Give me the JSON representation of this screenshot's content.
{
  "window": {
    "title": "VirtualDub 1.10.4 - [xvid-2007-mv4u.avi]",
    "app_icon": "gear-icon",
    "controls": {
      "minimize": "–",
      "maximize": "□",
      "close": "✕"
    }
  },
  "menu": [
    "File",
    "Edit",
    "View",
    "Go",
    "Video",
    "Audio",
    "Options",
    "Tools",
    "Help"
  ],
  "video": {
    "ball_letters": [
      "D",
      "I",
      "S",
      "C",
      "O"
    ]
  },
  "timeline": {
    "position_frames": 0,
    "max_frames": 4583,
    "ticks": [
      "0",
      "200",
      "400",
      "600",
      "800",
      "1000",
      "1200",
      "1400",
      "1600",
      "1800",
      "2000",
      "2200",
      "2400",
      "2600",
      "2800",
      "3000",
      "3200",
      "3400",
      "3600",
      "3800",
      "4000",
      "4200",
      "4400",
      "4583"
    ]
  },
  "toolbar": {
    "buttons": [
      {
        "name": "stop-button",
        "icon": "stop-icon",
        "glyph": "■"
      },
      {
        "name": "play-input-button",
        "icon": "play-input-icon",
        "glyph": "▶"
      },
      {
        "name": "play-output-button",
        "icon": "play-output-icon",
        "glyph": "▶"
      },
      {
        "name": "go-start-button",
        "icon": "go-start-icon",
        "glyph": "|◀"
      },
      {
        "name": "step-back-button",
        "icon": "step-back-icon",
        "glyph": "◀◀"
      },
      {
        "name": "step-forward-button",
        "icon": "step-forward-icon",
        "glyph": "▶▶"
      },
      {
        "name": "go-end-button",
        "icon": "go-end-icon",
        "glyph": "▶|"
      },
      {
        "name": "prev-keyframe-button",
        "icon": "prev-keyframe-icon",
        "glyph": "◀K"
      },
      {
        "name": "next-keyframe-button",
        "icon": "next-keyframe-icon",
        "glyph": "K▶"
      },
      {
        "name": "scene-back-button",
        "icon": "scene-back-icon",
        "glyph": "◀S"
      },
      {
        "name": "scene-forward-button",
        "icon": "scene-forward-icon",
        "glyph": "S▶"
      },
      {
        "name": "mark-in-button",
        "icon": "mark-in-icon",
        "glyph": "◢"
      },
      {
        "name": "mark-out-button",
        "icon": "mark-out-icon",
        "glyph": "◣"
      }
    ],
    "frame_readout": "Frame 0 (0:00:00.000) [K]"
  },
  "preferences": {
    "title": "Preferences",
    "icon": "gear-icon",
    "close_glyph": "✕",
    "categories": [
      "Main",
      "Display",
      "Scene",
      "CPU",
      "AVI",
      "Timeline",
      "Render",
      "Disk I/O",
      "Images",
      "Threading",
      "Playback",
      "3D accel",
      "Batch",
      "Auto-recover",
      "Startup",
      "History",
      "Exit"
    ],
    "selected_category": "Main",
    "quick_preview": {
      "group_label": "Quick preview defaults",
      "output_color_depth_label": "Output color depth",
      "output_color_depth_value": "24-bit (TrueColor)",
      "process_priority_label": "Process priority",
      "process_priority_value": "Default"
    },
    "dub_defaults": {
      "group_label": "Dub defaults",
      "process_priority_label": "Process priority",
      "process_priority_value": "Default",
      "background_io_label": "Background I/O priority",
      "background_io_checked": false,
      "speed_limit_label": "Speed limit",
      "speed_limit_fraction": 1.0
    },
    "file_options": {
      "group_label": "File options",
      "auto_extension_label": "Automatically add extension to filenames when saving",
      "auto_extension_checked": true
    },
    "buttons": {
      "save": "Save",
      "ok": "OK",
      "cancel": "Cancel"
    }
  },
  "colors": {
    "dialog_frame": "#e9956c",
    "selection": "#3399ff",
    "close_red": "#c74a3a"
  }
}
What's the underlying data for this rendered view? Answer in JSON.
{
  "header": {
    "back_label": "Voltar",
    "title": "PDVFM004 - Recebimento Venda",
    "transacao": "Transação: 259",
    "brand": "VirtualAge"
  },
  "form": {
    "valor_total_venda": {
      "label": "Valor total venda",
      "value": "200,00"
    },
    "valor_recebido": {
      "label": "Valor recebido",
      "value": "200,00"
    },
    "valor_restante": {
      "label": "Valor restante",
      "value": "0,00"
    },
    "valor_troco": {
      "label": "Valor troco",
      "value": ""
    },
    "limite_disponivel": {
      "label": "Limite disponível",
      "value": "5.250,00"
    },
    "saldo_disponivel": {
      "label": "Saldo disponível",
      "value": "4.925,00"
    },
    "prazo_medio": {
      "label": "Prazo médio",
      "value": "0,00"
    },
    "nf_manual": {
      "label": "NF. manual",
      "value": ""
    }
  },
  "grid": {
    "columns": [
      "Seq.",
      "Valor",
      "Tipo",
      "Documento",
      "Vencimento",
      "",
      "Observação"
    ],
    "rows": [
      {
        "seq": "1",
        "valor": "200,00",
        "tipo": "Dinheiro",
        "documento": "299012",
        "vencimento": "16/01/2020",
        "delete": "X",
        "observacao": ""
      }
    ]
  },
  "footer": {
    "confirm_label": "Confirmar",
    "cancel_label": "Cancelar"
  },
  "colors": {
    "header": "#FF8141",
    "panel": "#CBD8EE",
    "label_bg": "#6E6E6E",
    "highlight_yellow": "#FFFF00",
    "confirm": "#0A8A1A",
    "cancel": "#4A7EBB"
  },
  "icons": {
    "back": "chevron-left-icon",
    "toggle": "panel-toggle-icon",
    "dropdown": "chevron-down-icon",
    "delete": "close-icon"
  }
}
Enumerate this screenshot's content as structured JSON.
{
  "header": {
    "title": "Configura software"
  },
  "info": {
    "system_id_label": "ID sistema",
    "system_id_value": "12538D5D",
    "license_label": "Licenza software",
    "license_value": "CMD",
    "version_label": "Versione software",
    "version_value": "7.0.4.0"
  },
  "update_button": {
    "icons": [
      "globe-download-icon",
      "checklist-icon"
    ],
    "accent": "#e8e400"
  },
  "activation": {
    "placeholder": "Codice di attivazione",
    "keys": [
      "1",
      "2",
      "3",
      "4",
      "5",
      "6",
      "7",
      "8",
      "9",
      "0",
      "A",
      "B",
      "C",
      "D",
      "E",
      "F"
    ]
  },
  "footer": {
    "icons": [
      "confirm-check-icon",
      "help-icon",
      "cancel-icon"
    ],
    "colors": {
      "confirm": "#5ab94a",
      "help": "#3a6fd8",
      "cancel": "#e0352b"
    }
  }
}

★ ★ ★

What is expected: Copy out every line of the listing that includes the string "this".

Written response:
Give me the JSON representation of this screenshot's content.
What's the underlying data for this rendered view? Answer in JSON.
Enumerate this screenshot's content as structured JSON.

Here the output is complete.